* _WHAT IS NEEDED_: Print the listing as it stands, omitting all images.

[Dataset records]
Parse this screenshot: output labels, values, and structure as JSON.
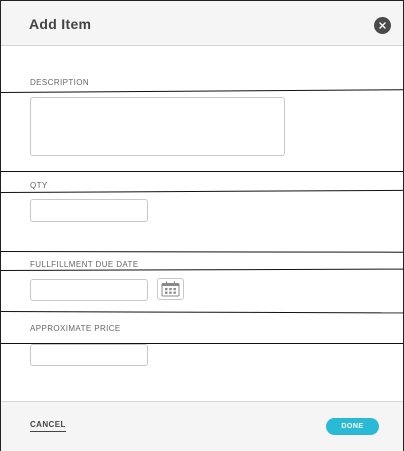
{
  "dialog": {
    "title": "Add Item",
    "close_icon": "close-icon"
  },
  "fields": {
    "description": {
      "label": "DESCRIPTION",
      "value": "",
      "placeholder": ""
    },
    "qty": {
      "label": "QTY",
      "value": "",
      "placeholder": ""
    },
    "due_date": {
      "label": "FULLFILLMENT DUE DATE",
      "value": "",
      "placeholder": "",
      "icon": "calendar-icon"
    },
    "price": {
      "label": "APPROXIMATE PRICE",
      "value": "",
      "placeholder": ""
    }
  },
  "footer": {
    "cancel_label": "CANCEL",
    "done_label": "DONE"
  },
  "colors": {
    "accent": "#2bbad6",
    "header_bg": "#f5f5f5",
    "close_bg": "#4a4a4a"
  }
}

* _PROBLEM SOLUTION_:
Parse this screenshot: output labels, values, and structure as JSON.
{
  "dialog": {
    "title": "Add Item",
    "close_icon": "close-icon"
  },
  "fields": {
    "description": {
      "label": "DESCRIPTION",
      "value": "",
      "placeholder": ""
    },
    "qty": {
      "label": "QTY",
      "value": "",
      "placeholder": ""
    },
    "due_date": {
      "label": "FULLFILLMENT DUE DATE",
      "value": "",
      "placeholder": "",
      "icon": "calendar-icon"
    },
    "price": {
      "label": "APPROXIMATE PRICE",
      "value": "",
      "placeholder": ""
    }
  },
  "footer": {
    "cancel_label": "CANCEL",
    "done_label": "DONE"
  },
  "colors": {
    "accent": "#2bbad6",
    "header_bg": "#f5f5f5",
    "close_bg": "#4a4a4a"
  }
}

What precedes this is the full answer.